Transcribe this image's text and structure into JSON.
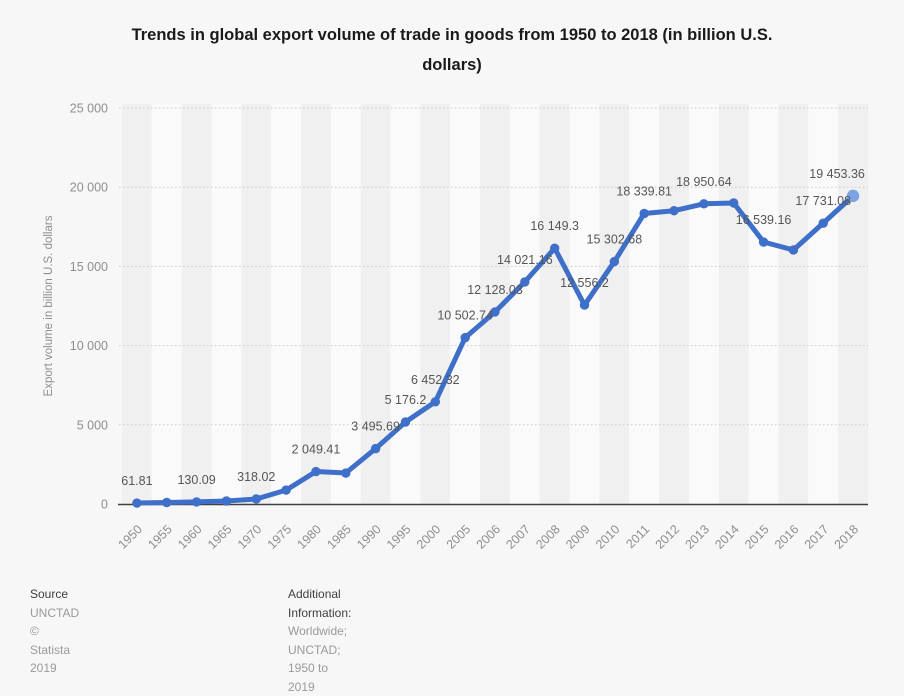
{
  "page": {
    "title_lines": [
      "Trends in global export volume of trade in goods from 1950 to 2018 (in billion U.S.",
      "dollars)"
    ]
  },
  "footer": {
    "source_heading": "Source",
    "source_name": "UNCTAD",
    "copyright": "© Statista 2019",
    "additional_heading": "Additional Information:",
    "additional_text": "Worldwide; UNCTAD; 1950 to 2019"
  },
  "chart_data": {
    "type": "line",
    "title": "Trends in global export volume of trade in goods from 1950 to 2018 (in billion U.S. dollars)",
    "xlabel": "",
    "ylabel": "Export volume in billion U.S. dollars",
    "ylim": [
      0,
      25000
    ],
    "grid": "horizontal-dotted",
    "legend": "none",
    "line_color": "#3e6fc9",
    "endpoint_color": "#7ba3e3",
    "yticks": [
      {
        "value": 0,
        "label": "0"
      },
      {
        "value": 5000,
        "label": "5 000"
      },
      {
        "value": 10000,
        "label": "10 000"
      },
      {
        "value": 15000,
        "label": "15 000"
      },
      {
        "value": 20000,
        "label": "20 000"
      },
      {
        "value": 25000,
        "label": "25 000"
      }
    ],
    "categories": [
      "1950",
      "1955",
      "1960",
      "1965",
      "1970",
      "1975",
      "1980",
      "1985",
      "1990",
      "1995",
      "2000",
      "2005",
      "2006",
      "2007",
      "2008",
      "2009",
      "2010",
      "2011",
      "2012",
      "2013",
      "2014",
      "2015",
      "2016",
      "2017",
      "2018"
    ],
    "values": [
      61.81,
      95,
      130.09,
      190,
      318.02,
      877,
      2049.41,
      1954,
      3495.69,
      5176.2,
      6452.32,
      10502.74,
      12128.03,
      14021.16,
      16149.3,
      12556.2,
      15302.68,
      18339.81,
      18514,
      18950.64,
      19005,
      16539.16,
      16038,
      17731.08,
      19453.36
    ],
    "point_labels": [
      "61.81",
      "",
      "130.09",
      "",
      "318.02",
      "",
      "2 049.41",
      "",
      "3 495.69",
      "5 176.2",
      "6 452.32",
      "10 502.74",
      "12 128.03",
      "14 021.16",
      "16 149.3",
      "12 556.2",
      "15 302.68",
      "18 339.81",
      "",
      "18 950.64",
      "",
      "16 539.16",
      "",
      "17 731.08",
      "19 453.36"
    ]
  }
}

****************

Locate the word "global" in the entries, and copy every line where it is found.

      "Trends in global export volume of trade in goods from 1950 to 2018 (in billion U.S.",
    "title": "Trends in global export volume of trade in goods from 1950 to 2018 (in billion U.S. dollars)",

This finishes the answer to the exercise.